Stored data entries
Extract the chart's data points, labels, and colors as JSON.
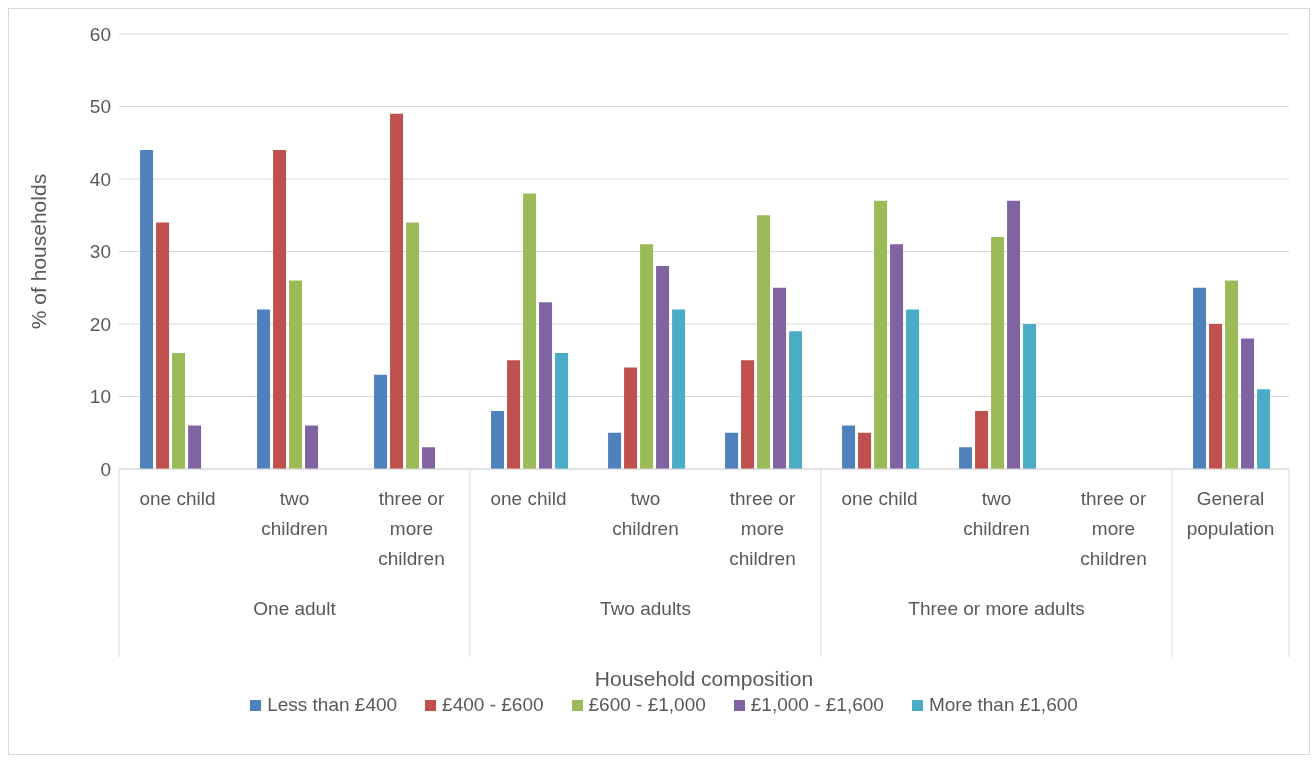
{
  "chart_data": {
    "type": "bar",
    "xlabel": "Household composition",
    "ylabel": "% of households",
    "categories": [
      "one child",
      "two children",
      "three or more children",
      "one child",
      "two children",
      "three or more children",
      "one child",
      "two children",
      "three or more children",
      "General population"
    ],
    "annotations": [
      "One adult",
      "Two adults",
      "Three or more adults"
    ],
    "series": [
      {
        "name": "Less than £400",
        "color": "#4f81bd",
        "values": [
          44,
          22,
          13,
          8,
          5,
          5,
          6,
          3,
          null,
          25
        ]
      },
      {
        "name": "£400 - £600",
        "color": "#c0504d",
        "values": [
          34,
          44,
          49,
          15,
          14,
          15,
          5,
          8,
          null,
          20
        ]
      },
      {
        "name": "£600 - £1,000",
        "color": "#9bbb59",
        "values": [
          16,
          26,
          34,
          38,
          31,
          35,
          37,
          32,
          null,
          26
        ]
      },
      {
        "name": "£1,000 - £1,600",
        "color": "#8064a2",
        "values": [
          6,
          6,
          3,
          23,
          28,
          25,
          31,
          37,
          null,
          18
        ]
      },
      {
        "name": "More than £1,600",
        "color": "#4bacc6",
        "values": [
          null,
          null,
          null,
          16,
          22,
          19,
          22,
          20,
          null,
          11
        ]
      }
    ],
    "ylim": [
      0,
      60
    ],
    "yticks": [
      0,
      10,
      20,
      30,
      40,
      50,
      60
    ],
    "grid": "y",
    "legend": "bottom"
  }
}
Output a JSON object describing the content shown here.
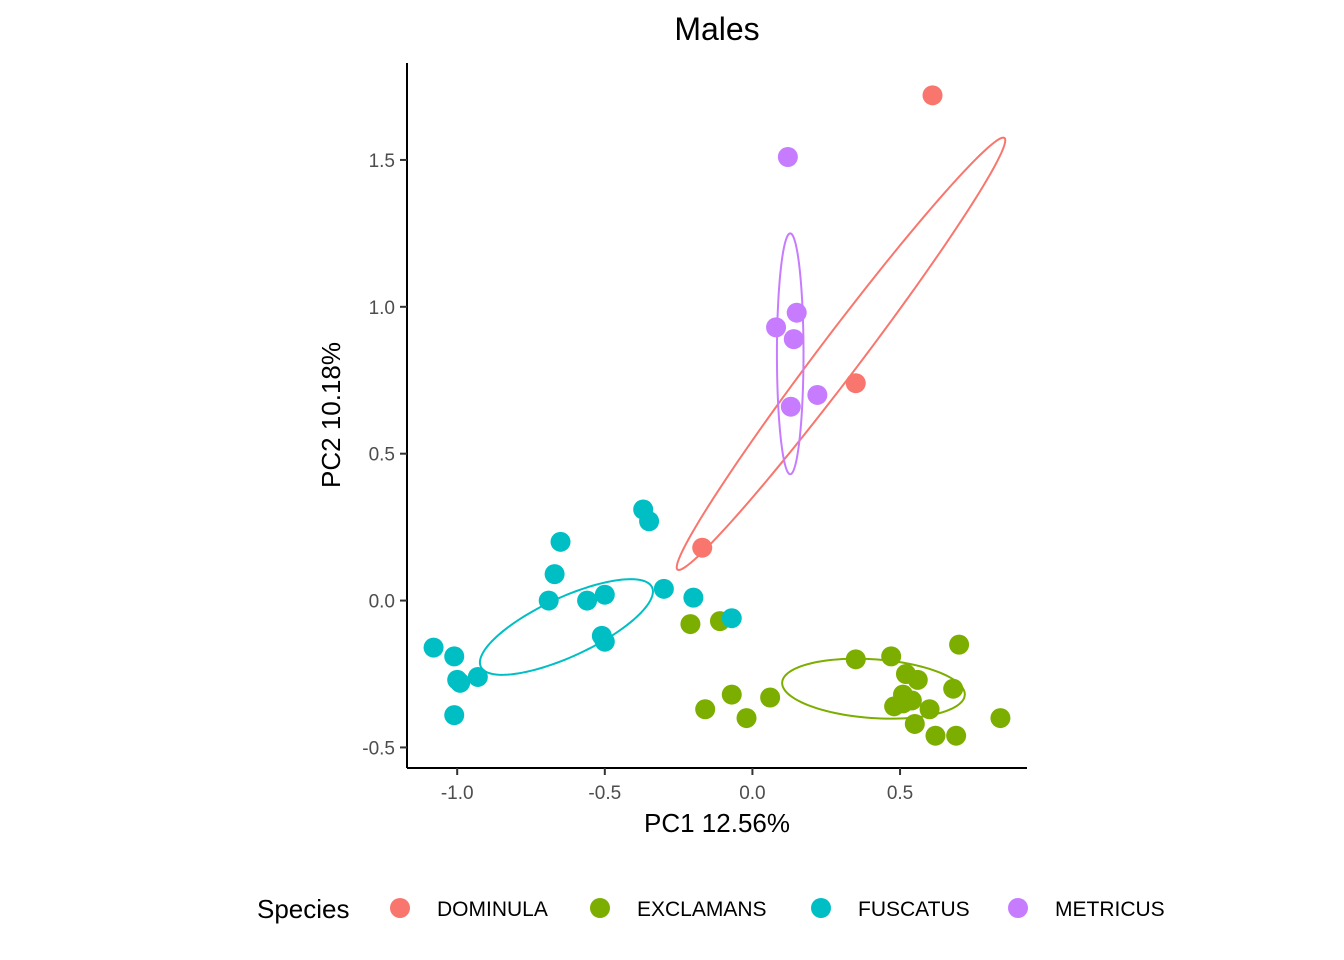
{
  "chart_data": {
    "type": "scatter",
    "title": "Males",
    "xlabel": "PC1 12.56%",
    "ylabel": "PC2 10.18%",
    "xlim": [
      -1.17,
      0.93
    ],
    "ylim": [
      -0.57,
      1.83
    ],
    "xticks": [
      -1.0,
      -0.5,
      0.0,
      0.5
    ],
    "xtick_labels": [
      "-1.0",
      "-0.5",
      "0.0",
      "0.5"
    ],
    "yticks": [
      -0.5,
      0.0,
      0.5,
      1.0,
      1.5
    ],
    "ytick_labels": [
      "-0.5",
      "0.0",
      "0.5",
      "1.0",
      "1.5"
    ],
    "grid": false,
    "legend": {
      "title": "Species",
      "position": "bottom"
    },
    "series": [
      {
        "name": "DOMINULA",
        "color": "#F8766D",
        "points": [
          [
            0.61,
            1.72
          ],
          [
            0.35,
            0.74
          ],
          [
            -0.17,
            0.18
          ]
        ],
        "ellipse": {
          "cx": 0.3,
          "cy": 0.84,
          "rx": 0.92,
          "ry": 0.07,
          "angle_deg": 53
        }
      },
      {
        "name": "EXCLAMANS",
        "color": "#7CAE00",
        "points": [
          [
            -0.21,
            -0.08
          ],
          [
            -0.11,
            -0.07
          ],
          [
            -0.16,
            -0.37
          ],
          [
            -0.07,
            -0.32
          ],
          [
            -0.02,
            -0.4
          ],
          [
            0.06,
            -0.33
          ],
          [
            0.35,
            -0.2
          ],
          [
            0.47,
            -0.19
          ],
          [
            0.52,
            -0.25
          ],
          [
            0.56,
            -0.27
          ],
          [
            0.7,
            -0.15
          ],
          [
            0.68,
            -0.3
          ],
          [
            0.51,
            -0.32
          ],
          [
            0.54,
            -0.34
          ],
          [
            0.48,
            -0.36
          ],
          [
            0.51,
            -0.35
          ],
          [
            0.6,
            -0.37
          ],
          [
            0.55,
            -0.42
          ],
          [
            0.62,
            -0.46
          ],
          [
            0.69,
            -0.46
          ],
          [
            0.84,
            -0.4
          ]
        ],
        "ellipse": {
          "cx": 0.41,
          "cy": -0.3,
          "rx": 0.31,
          "ry": 0.1,
          "angle_deg": -4
        }
      },
      {
        "name": "FUSCATUS",
        "color": "#00BFC4",
        "points": [
          [
            -0.37,
            0.31
          ],
          [
            -0.35,
            0.27
          ],
          [
            -0.65,
            0.2
          ],
          [
            -0.67,
            0.09
          ],
          [
            -0.69,
            0.0
          ],
          [
            -0.56,
            0.0
          ],
          [
            -0.5,
            0.02
          ],
          [
            -0.3,
            0.04
          ],
          [
            -0.2,
            0.01
          ],
          [
            -0.07,
            -0.06
          ],
          [
            -0.51,
            -0.12
          ],
          [
            -0.5,
            -0.14
          ],
          [
            -1.08,
            -0.16
          ],
          [
            -1.01,
            -0.19
          ],
          [
            -1.0,
            -0.27
          ],
          [
            -0.99,
            -0.28
          ],
          [
            -0.93,
            -0.26
          ],
          [
            -1.01,
            -0.39
          ]
        ],
        "ellipse": {
          "cx": -0.63,
          "cy": -0.09,
          "rx": 0.32,
          "ry": 0.1,
          "angle_deg": 25
        }
      },
      {
        "name": "METRICUS",
        "color": "#C77CFF",
        "points": [
          [
            0.12,
            1.51
          ],
          [
            0.15,
            0.98
          ],
          [
            0.08,
            0.93
          ],
          [
            0.14,
            0.89
          ],
          [
            0.22,
            0.7
          ],
          [
            0.13,
            0.66
          ]
        ],
        "ellipse": {
          "cx": 0.128,
          "cy": 0.84,
          "rx": 0.41,
          "ry": 0.045,
          "angle_deg": 90
        }
      }
    ]
  }
}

* **WRITTEN TASK**: Work out how many lines of the listing above include the word "than". Reply with nothing but the count.

* **SOLUTION**: 2